### REQUIRED WORK
Take each line containing "structured" and report it exactly as written.

(Extracted data entries)
##########

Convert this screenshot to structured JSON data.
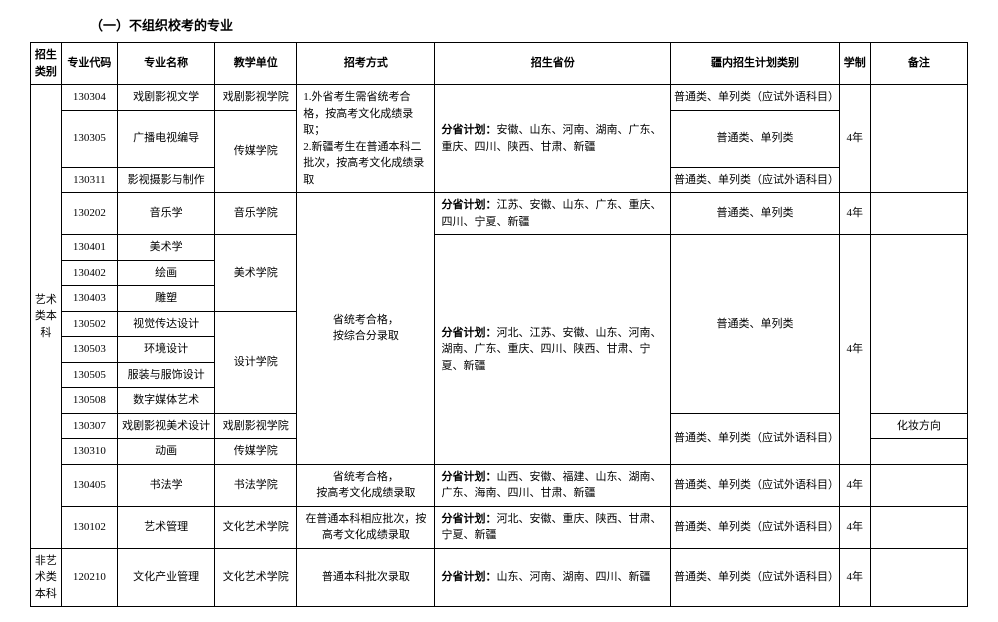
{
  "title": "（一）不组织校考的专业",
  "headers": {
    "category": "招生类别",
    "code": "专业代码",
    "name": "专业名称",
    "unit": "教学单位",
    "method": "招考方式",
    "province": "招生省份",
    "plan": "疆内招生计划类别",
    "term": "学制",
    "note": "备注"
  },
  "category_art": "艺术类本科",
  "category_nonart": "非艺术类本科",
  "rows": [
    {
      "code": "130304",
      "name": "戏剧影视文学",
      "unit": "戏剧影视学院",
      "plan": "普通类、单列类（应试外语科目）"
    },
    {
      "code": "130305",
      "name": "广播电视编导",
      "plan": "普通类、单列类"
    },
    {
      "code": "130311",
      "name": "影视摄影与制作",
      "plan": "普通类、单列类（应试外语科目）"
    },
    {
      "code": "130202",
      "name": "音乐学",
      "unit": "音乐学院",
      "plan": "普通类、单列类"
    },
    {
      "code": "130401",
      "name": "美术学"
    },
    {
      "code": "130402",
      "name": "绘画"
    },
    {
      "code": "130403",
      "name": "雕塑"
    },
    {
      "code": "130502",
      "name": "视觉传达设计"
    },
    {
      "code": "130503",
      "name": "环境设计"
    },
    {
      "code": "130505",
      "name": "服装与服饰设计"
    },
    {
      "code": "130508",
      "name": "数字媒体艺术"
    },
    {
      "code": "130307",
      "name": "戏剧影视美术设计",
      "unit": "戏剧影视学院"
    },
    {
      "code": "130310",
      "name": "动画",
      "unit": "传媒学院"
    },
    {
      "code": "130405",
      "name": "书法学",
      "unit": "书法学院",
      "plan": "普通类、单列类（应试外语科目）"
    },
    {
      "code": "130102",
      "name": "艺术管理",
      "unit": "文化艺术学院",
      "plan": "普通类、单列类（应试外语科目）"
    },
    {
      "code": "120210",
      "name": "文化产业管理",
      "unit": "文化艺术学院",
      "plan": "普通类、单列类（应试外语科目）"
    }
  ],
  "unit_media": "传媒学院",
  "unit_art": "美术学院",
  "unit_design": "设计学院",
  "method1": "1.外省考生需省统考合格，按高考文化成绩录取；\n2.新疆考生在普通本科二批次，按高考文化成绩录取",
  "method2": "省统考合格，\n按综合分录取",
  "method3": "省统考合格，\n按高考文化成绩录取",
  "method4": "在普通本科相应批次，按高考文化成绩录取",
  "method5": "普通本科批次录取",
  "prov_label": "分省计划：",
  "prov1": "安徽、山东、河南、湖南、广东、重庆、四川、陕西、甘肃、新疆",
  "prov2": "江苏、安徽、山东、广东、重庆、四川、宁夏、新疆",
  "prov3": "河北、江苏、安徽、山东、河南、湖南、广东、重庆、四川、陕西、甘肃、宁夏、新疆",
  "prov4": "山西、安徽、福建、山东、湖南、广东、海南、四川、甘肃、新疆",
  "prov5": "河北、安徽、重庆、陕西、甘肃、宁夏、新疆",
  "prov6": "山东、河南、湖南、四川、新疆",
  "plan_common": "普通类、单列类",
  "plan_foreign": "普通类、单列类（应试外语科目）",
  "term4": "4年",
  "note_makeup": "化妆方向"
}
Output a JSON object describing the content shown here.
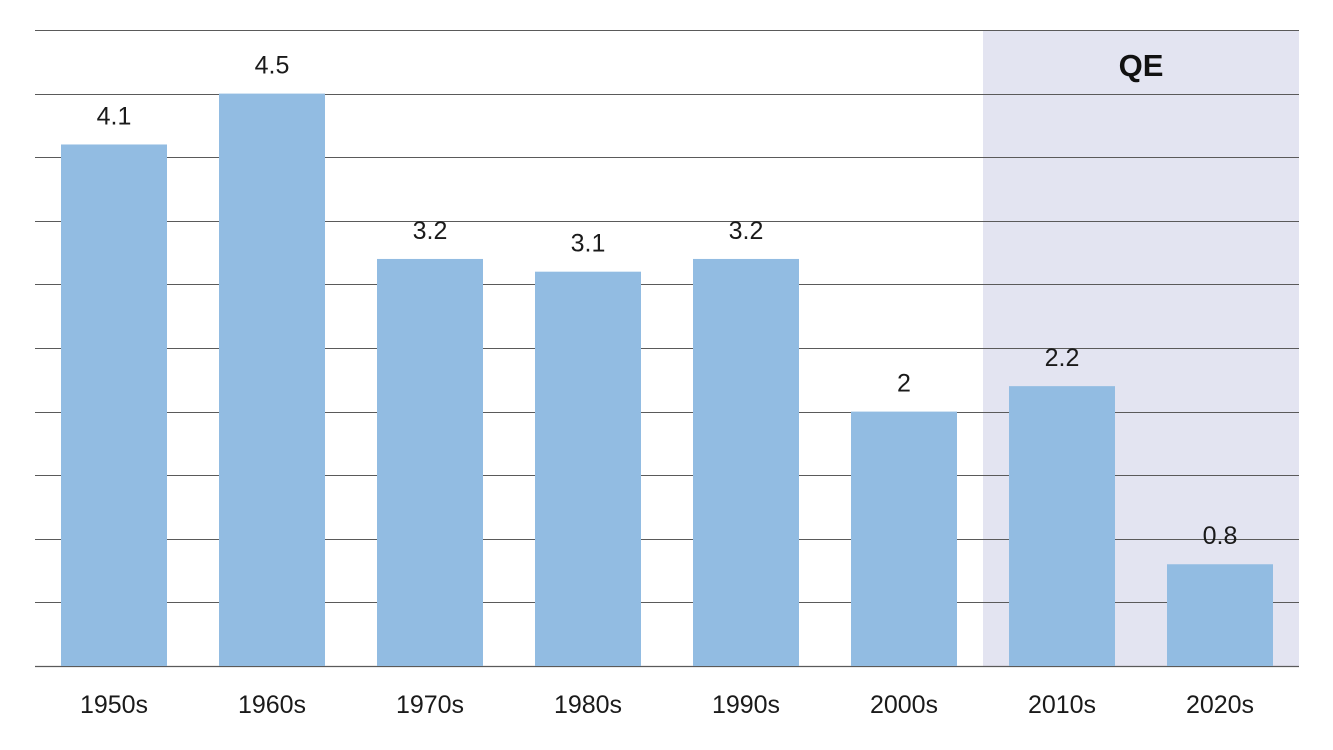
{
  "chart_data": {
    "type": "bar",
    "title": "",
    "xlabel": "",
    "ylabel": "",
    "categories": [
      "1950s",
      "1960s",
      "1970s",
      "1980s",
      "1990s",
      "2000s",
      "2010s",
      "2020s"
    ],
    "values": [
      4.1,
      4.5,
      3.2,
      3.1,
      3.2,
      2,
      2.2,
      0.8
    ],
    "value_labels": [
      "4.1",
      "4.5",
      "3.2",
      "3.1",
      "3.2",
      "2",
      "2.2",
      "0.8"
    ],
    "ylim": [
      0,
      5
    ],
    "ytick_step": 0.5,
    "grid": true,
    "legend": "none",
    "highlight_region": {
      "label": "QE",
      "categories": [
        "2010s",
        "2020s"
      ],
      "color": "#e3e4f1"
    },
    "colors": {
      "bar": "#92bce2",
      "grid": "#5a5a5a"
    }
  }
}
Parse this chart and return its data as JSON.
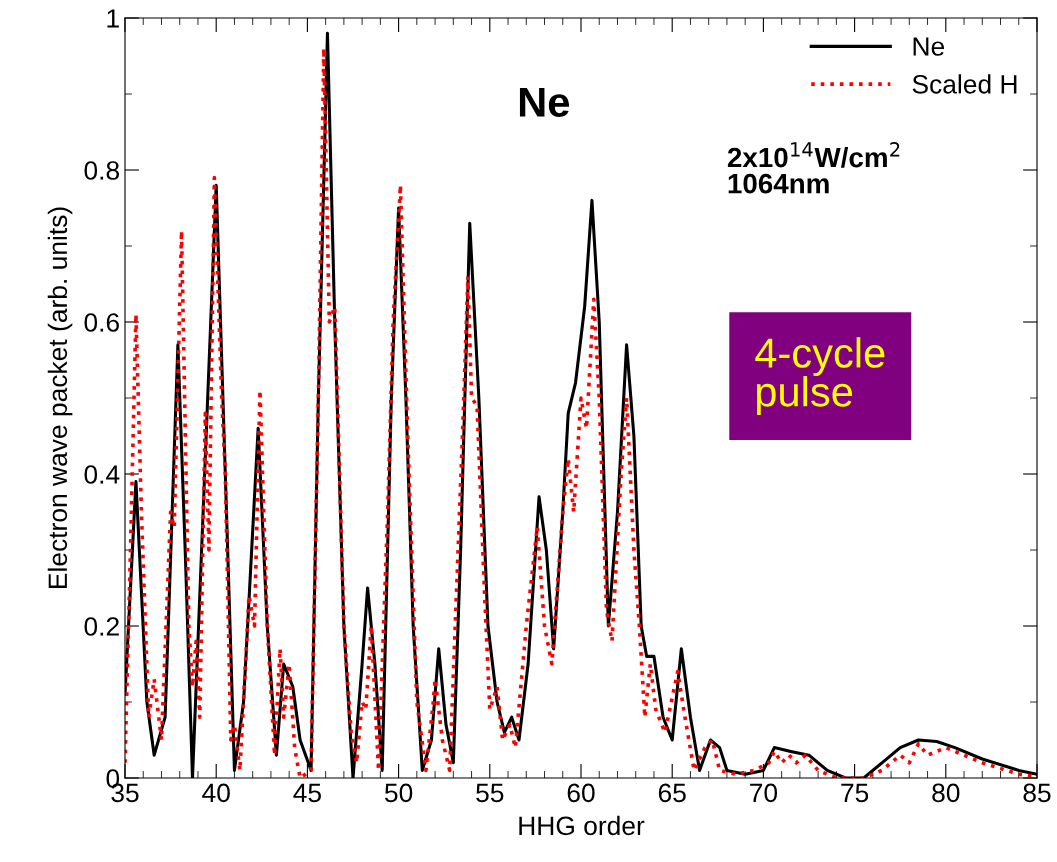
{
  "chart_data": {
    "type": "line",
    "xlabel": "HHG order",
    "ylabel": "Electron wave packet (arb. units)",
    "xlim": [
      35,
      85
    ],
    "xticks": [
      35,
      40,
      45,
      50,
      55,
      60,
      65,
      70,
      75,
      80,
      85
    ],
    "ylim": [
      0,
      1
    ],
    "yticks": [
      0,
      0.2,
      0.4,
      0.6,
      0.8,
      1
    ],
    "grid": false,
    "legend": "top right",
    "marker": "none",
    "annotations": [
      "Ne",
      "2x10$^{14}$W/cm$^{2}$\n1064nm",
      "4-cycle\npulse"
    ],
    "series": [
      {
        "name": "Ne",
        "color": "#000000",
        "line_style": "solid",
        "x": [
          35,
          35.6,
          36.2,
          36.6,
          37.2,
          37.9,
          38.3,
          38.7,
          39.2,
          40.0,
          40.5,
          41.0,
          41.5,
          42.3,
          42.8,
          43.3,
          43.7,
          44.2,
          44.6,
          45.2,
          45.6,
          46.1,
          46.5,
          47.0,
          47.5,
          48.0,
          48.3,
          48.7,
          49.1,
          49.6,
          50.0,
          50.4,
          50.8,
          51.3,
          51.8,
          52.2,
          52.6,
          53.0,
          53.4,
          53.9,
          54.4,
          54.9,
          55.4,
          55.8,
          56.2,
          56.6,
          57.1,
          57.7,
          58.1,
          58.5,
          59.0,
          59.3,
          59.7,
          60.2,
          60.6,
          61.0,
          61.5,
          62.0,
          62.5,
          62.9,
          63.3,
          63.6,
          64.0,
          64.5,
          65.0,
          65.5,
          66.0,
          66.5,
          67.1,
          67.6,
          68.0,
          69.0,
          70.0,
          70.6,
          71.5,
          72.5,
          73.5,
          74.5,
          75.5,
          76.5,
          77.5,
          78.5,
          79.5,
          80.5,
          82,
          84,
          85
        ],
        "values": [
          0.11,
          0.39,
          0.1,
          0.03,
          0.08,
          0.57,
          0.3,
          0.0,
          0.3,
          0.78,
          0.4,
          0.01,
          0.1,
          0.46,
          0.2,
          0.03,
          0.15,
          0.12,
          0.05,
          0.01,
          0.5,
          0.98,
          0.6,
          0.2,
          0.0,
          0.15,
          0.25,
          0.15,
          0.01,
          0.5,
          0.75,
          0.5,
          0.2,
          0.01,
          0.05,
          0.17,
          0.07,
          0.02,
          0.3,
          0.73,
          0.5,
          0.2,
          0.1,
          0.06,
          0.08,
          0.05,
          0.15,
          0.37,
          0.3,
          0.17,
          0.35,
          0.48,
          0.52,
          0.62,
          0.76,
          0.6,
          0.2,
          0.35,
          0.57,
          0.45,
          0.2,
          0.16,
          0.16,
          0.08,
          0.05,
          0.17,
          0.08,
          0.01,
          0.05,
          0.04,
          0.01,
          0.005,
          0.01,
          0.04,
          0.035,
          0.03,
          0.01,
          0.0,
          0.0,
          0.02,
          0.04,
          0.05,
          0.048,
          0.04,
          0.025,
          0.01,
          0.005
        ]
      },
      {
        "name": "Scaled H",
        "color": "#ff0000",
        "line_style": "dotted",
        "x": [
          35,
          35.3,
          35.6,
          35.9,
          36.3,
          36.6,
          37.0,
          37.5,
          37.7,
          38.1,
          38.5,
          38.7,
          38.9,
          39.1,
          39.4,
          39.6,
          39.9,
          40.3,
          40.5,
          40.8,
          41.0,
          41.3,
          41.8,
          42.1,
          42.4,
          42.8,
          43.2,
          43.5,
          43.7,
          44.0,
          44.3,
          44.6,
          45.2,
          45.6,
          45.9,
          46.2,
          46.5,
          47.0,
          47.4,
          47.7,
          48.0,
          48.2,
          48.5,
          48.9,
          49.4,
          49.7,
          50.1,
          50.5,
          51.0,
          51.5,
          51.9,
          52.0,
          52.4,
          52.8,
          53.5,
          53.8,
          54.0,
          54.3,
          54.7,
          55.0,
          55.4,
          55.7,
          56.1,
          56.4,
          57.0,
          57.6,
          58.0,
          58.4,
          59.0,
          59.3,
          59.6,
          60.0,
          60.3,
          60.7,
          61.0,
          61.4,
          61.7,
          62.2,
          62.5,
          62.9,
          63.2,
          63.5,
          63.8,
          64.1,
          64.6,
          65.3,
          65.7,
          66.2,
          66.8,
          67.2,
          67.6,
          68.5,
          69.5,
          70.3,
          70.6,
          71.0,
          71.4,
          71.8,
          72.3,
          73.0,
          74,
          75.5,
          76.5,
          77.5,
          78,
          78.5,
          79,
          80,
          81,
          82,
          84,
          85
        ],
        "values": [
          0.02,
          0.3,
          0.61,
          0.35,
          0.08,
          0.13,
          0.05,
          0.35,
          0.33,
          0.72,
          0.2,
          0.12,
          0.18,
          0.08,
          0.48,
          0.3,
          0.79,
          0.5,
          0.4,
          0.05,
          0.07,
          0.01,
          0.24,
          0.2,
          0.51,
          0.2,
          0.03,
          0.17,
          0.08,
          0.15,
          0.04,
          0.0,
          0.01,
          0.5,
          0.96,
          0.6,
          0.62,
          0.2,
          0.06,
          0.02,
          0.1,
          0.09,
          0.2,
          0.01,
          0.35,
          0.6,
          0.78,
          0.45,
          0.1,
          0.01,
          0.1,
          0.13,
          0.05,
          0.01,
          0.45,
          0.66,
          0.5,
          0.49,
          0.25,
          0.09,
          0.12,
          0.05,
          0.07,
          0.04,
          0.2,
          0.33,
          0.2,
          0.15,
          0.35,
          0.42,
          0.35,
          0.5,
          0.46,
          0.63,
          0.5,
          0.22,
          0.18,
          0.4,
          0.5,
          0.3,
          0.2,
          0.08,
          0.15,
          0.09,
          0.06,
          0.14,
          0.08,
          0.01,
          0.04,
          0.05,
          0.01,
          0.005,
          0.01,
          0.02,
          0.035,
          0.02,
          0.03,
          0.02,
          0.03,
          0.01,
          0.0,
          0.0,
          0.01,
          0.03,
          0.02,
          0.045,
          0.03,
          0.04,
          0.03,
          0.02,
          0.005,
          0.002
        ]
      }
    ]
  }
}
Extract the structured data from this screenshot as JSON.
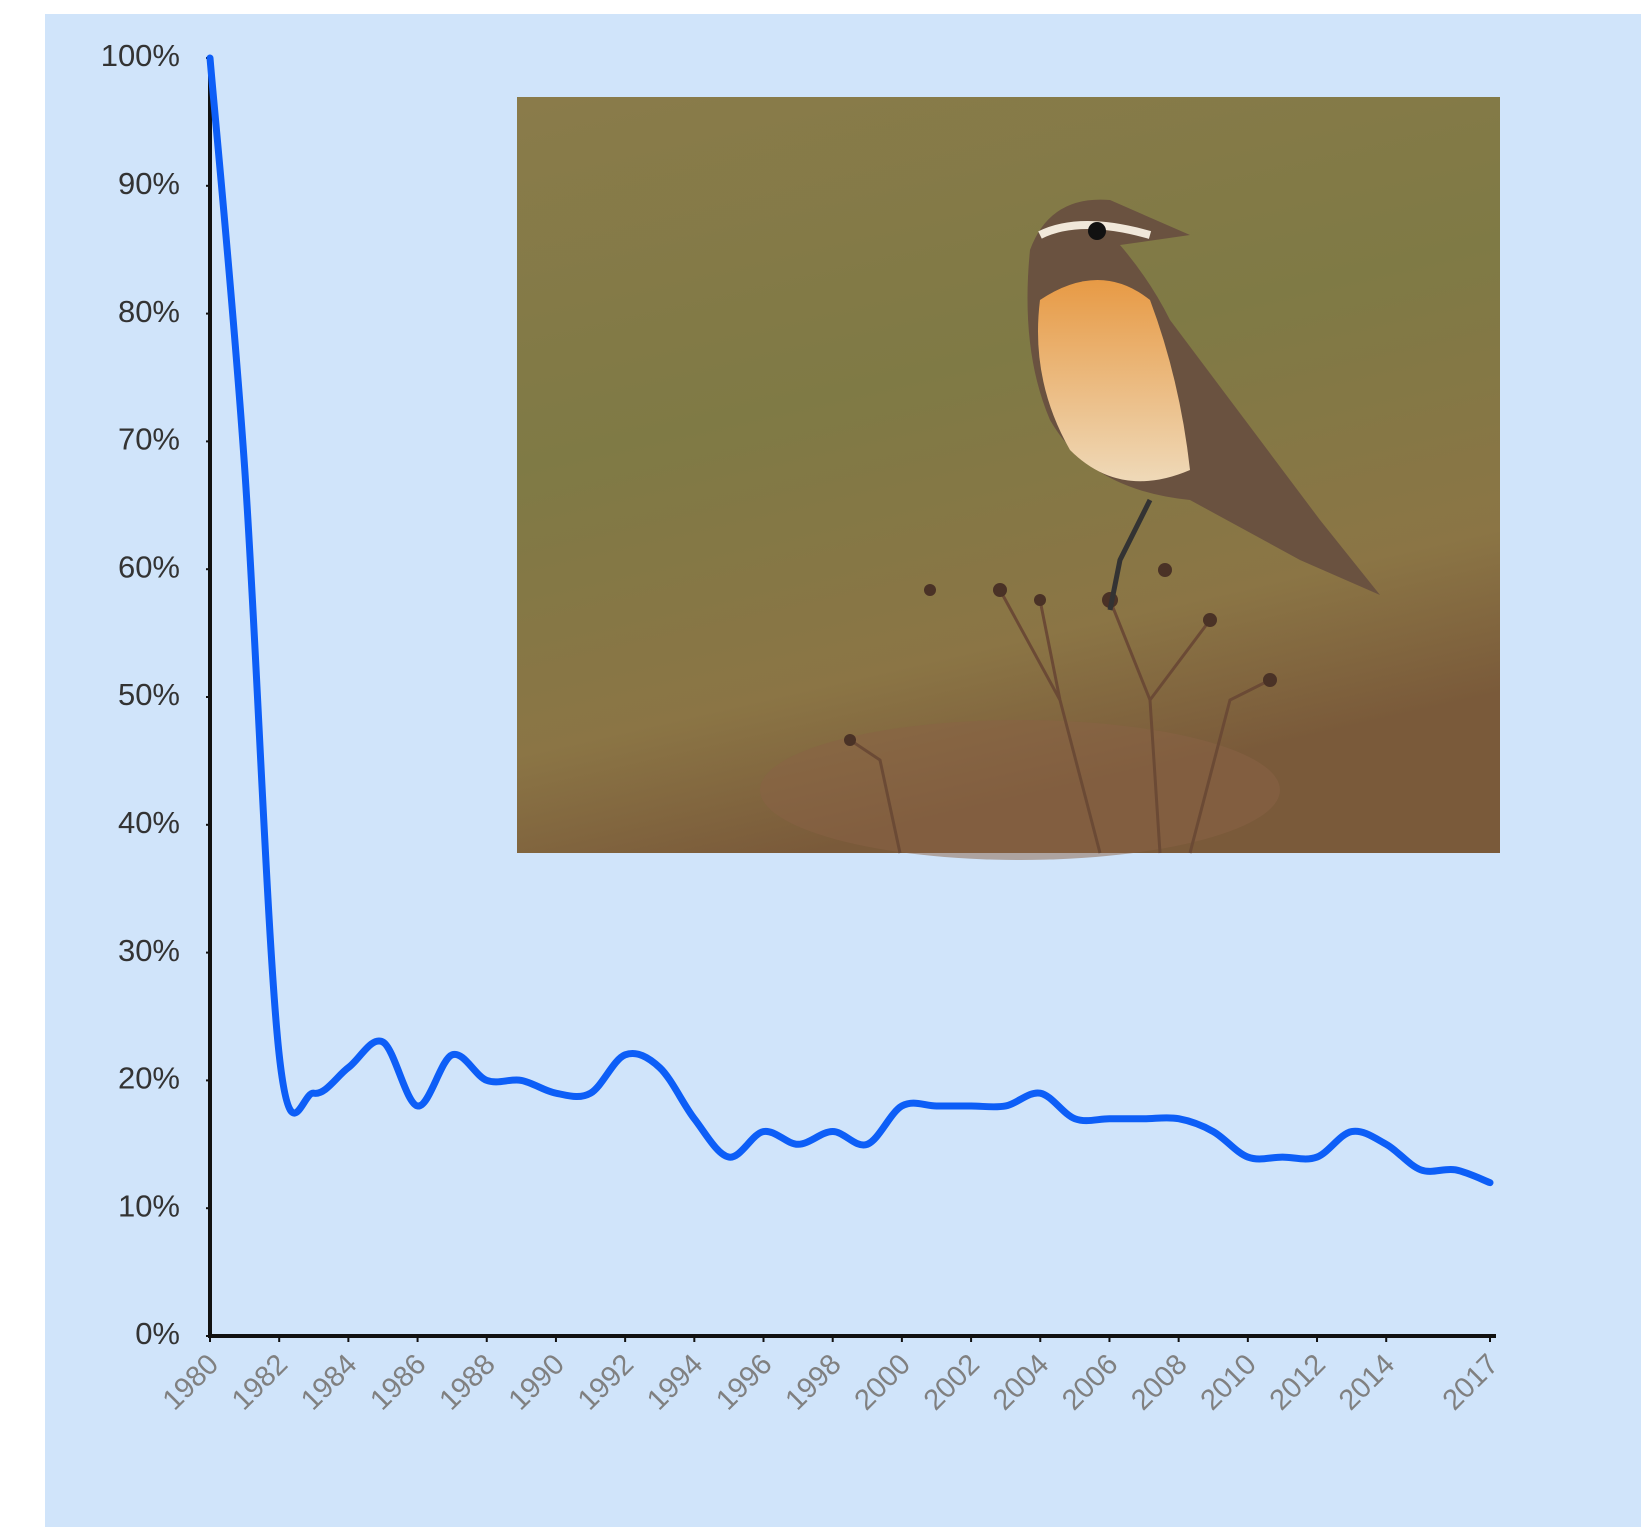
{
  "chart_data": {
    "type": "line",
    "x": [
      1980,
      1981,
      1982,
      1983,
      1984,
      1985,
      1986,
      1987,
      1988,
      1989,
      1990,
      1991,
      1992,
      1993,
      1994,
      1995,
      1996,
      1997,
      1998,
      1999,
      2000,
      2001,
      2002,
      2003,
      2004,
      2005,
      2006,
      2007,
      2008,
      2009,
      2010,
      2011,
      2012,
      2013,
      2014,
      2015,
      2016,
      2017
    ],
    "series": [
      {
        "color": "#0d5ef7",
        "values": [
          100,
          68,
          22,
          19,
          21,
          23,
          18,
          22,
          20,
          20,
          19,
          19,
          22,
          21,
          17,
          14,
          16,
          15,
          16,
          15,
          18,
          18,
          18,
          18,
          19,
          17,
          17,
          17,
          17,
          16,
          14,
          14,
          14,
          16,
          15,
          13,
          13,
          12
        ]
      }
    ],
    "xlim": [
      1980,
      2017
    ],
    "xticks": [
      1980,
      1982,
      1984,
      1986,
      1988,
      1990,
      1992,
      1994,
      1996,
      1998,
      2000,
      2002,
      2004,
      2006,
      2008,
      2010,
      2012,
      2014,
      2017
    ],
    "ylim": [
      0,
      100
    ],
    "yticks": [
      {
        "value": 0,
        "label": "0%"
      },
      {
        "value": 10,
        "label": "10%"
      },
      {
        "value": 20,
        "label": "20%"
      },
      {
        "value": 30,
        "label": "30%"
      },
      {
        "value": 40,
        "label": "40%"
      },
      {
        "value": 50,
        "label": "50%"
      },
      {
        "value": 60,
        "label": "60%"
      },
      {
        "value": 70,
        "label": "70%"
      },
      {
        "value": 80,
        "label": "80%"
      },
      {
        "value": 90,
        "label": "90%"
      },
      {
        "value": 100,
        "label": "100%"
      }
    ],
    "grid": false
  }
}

##########

### WORKED SOLUTION
Convert this screenshot to structured JSON data.
Extract the structured data from this screenshot as JSON.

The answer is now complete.